DOCUMENT EXCERPT »
:::::

Limestone Water Tower

Street Address : 120 Sir John A. MacDonald Blvd.
Period : 1850-1900

This water tower was originally part of the penitentiary farm. Construction was carried out by inmates and was completed in 1895. The stones were quarried and cut by inmates. They were then shipped to the site by rail on a small-gauge track that linked the Penitentiary to the farm and quarries. At five stories high (87 feet tall), situated on a hill, this is a well-known landmark and features unusually ornate stonework.

Water was pumped from Lake Ontario to the Water Tower. This water was stored in a 75,000 gallon metal tank located in the upper two floors of the tower. The height of the water provided pressure so that the water could be piped around the surrounding area. At one time the Water Tower provided for the Kingston Penitentiary, the Prison for Women, Collins Bay Penitentiary.

Beneath this massive iron tank, which was built by the Montreal Iron Works, are two 3-storey apartments in a duplex arrangement on the north and south sides. On the first floor of the apartments there was a kitchen and living room. The second floor held two bedrooms, while the third floor had one bedroom and a bathroom. The fourth & fifth floors were completely occupied by the large water tank. It rests upon steel I-beams which cross the tower horizontally. Penitentiary staff paid reasonable rent for these unique dwellings.

:::::

WRITTEN REQUEST 1 »
Please reproduce the listing, starting with its first line and going on through the line that contains "598, 916, 614]".

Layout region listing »
:::::

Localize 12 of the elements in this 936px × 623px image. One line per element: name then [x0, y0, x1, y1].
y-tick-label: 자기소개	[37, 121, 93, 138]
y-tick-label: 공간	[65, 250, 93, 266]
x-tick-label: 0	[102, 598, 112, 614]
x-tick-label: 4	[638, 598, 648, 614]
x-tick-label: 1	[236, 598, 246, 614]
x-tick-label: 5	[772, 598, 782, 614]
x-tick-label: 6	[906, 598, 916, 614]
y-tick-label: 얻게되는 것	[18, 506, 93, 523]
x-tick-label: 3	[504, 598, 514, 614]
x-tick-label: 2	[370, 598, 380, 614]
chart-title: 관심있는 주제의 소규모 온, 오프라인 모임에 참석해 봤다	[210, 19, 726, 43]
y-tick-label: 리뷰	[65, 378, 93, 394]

:::::

WRITTEN REQUEST 2 »
Continue the Limestone Water Tower text from the point where it stops.

TASK RESPONSE 1 »
Localize 12 of the elements in this 936px × 623px image. One line per element: name then [x0, y0, x1, y1].
y-tick-label: 자기소개	[37, 121, 93, 138]
y-tick-label: 공간	[65, 250, 93, 266]
x-tick-label: 0	[102, 598, 112, 614]
x-tick-label: 4	[638, 598, 648, 614]
x-tick-label: 1	[236, 598, 246, 614]
x-tick-label: 5	[772, 598, 782, 614]
x-tick-label: 6	[906, 598, 916, 614]

TASK RESPONSE 2 »
Jan Buist, an officer at the Kingston Penitentiary, his wife and five children occupied the north apartment during the 1960s. At that time, Officer Jim Morrison, his wife and their six children lived in the south apartment. Mr. Buist recalls that living in the water tower was not without its problems. When the float in the tank was not functioning properly it would sound like “Niagara Falls” inside the apartment, as the overflow pipe took in the excess water from the teeming tank. It was not unusual for tenants at the apartments to have to call down to the Kingston Penitentiary and ask that the pumps drawing the water from Lake Ontario be shut off because the large tank was overfilling.

The Buist’s and the Morrison’s were the last families to occupy the Water Tower apartments, leaving in 1964. At that time the Department of Justice decided that it would cost too much to renovate the apartments, which needed electricity upgrades. Queen’s University purchased the Water Tower and the surrounding lands from the penitentiary in 1965.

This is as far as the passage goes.